- **Reading passage**:
Editorial: After Trent Affair, Confederacy Must Depend on Itself
At the beginning of the Civil War, the Confederate States of America was hoping for England’s official recognition and possible aid in defeating the Union blockade of its ports. During the last seven weeks of 1861, the Confederacy came tantalizingly close to having its wildest dreams realized, as the tense diplomatic crisis known as the Trent Affair brought Great Britain and the Union dangerously close to war.
The peaceful resolution of the Trent Affair dashed the South’s hopes for British intervention. In reaction, the Daily Picayune (New Orleans, Louisiana) published an editorial on Jan. 3, 1862, urging the Confederacy to depend on itself to achieve its independence:
The Yankee Backed Down
The report that the Lincoln Government has consented to surrender Messrs. Slidell and Mason, at the demand of Great Britain, has received all but absolute official confirmation. It comes in a shape which does not permit us to doubt, that the offer has been made to restore them to the jurisdiction of England, from which they were violently taken.
We are not so clearly told that the affair is completed, by the acceptance of the tender, and the settlement of the more material points of the controversy of which it is a part, in full satisfaction for the indignity and injury. The restitution of these persons is necessarily a consequence of some other acts and concessions, not yet known to us. The gravity of the offence was in the outrage upon the national flag, and the violation of the sovereignty of England, by the intrusion of an armed enemy, and the enforcement of a foreign interpretation of law on the decks of her ships on the high seas. The surrender of the persons without a renouncement of the right, and an apology for the insult, and atonement to the parties aggrieved, is not likely to have satisfied the pride or dignity of England. If the tender of the persons has been accepted, it is doubtless as a portion of the reparation required. We shall learn in the course of time to what depths of humiliation the United States Government has consented to descend, in order to clear its way for wreaking its animosities against the Confederate States.

[Region and label listings]
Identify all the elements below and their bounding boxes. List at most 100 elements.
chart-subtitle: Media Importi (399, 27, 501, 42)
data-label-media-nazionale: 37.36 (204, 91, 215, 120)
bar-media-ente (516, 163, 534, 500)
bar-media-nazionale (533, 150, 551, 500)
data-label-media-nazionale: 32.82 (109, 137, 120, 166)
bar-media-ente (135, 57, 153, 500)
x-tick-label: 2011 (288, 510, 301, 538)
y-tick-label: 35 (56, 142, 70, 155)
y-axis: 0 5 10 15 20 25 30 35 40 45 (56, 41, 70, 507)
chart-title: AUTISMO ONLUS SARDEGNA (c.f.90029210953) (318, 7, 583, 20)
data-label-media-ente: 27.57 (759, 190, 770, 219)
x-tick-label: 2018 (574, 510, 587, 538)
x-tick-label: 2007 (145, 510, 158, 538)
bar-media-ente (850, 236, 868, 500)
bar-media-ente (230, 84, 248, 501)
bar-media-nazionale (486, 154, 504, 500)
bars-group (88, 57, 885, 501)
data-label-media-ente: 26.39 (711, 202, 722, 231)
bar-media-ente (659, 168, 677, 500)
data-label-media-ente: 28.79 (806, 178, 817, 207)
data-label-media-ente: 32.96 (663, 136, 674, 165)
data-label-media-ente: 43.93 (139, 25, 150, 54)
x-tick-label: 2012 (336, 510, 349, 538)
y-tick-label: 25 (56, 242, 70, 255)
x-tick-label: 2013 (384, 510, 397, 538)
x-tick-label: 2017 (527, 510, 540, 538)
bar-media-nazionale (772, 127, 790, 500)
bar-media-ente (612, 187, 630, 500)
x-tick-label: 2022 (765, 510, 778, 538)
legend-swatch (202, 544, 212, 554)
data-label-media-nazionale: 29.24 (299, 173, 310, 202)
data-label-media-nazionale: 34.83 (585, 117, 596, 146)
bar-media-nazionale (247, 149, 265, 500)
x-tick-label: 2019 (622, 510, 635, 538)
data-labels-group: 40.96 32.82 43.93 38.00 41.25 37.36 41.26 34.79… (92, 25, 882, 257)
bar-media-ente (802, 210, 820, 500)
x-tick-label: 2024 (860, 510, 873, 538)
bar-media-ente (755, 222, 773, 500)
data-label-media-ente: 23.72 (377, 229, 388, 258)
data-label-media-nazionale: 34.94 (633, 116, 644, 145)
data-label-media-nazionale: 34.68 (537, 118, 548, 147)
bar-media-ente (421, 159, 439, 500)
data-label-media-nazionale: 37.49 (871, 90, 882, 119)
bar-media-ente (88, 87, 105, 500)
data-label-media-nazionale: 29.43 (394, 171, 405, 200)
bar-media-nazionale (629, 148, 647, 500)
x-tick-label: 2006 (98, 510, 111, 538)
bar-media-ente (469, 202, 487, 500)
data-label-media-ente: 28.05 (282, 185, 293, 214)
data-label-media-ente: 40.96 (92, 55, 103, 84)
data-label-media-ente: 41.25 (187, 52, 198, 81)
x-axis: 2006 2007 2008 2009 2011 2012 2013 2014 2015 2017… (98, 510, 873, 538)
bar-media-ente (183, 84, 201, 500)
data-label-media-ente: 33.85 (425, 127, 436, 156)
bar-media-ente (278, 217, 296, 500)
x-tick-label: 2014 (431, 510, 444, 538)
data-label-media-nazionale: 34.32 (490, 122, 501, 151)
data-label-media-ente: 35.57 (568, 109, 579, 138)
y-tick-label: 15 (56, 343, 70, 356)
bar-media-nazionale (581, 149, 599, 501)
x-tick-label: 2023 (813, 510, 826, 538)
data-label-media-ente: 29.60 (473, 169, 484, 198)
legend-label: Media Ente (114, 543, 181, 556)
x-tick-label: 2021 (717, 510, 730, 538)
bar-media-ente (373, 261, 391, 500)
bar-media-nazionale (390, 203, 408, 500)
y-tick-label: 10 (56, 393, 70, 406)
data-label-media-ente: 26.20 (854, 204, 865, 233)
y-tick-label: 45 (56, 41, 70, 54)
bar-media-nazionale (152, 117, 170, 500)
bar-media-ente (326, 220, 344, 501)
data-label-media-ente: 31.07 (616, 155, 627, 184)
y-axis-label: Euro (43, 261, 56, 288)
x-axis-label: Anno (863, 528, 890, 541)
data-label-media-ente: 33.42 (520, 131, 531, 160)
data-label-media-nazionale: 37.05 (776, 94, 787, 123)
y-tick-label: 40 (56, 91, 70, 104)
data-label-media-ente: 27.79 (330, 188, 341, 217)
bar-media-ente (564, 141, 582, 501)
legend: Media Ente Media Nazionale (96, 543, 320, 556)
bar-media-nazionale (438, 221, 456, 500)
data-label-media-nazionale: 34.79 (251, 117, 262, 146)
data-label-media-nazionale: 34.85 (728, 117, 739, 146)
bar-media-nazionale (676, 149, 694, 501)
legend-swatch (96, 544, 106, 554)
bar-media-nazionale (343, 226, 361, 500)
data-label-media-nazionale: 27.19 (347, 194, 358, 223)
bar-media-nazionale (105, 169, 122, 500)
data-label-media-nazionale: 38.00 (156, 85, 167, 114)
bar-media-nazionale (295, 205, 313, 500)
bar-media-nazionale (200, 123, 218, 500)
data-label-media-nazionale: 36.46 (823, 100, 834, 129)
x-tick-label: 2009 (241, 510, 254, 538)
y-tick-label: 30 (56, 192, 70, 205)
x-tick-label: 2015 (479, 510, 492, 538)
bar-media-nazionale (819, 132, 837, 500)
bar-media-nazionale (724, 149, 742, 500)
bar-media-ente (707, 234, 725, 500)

- **The tasks**:
**A.** Answer these questions from the Trent Affair editorial:
(i) Which newspaper published the editorial, and in what city?
(ii) During what period did the Confederacy come close to having its wildest dreams realized?
(iii) Which two persons has the Lincoln Government consented to surrender?
**B.** The Trent Affair editorial says that surrendering the persons without certain other steps is not likely to satisfy England. List those steps.
**C.** Carry on the Trent Affair editorial from the point where it stops.
The records play no part in these tasks.

- **Responses by task**:
**A.**
(i) The Daily Picayune, in New Orleans, Louisiana
(ii) The last seven weeks of 1861
(iii) Messrs. Slidell and Mason

**B.**
- A renouncement of the right
- An apology for the insult
- Atonement to the parties aggrieved

**C.**
…It has been our unwavering opinion, that much harm has been done to the cause of the
Southern Confederacy by relying, with absolute confidence, on the relief to be afforded in our struggle for independence by the early interposition of foreign powers. It begat a confidence which has been detrimental in lessening the conviction, in the minds of our people, of the necessity of preparing for the needs and sacrifices of a protracted war. Too languid a faith, in peace, to be won by foreign help, unquestionably delayed military preparations, which might have been effectively made at the beginning of this conflict. The same over-hopefulness, which may be a delusion, might still do injury, if our people should not decide, without discarding altogether the chances that may arise from the possible distractions of our enemy, to strengthen themselves for all contingencies, and organize their public forces and finances, and adapt their judicial affairs, their occupations, and their systems of business and production, to the possible condition of being required to win their own independence with their own swords. They can do it, and it would be a greater glory, and win thereby the assurance, beyond all value, in the eyes of the world, of enduring stability.
But, while carefully guarding ourselves against the danger of over-confidence, we may reasonably estimate the chances of a serious conflict between Great Britain and the United States as highly probable at an early day. The affair of the Trent has brought forth, in the British journals of all parties, indications of national feeling and declaration of national necessities, which no adjustment can withdraw or change. They existed, to be suddenly developed by an occasion which licensed free utterance of the secret thought. They remain after that occasion passes, in evidence of the thoughts of the nation, which cannot but be strengthened and aggravated by the proofs of malignant purpose and feeling which the same transactions elicited on the side of Lincolnism.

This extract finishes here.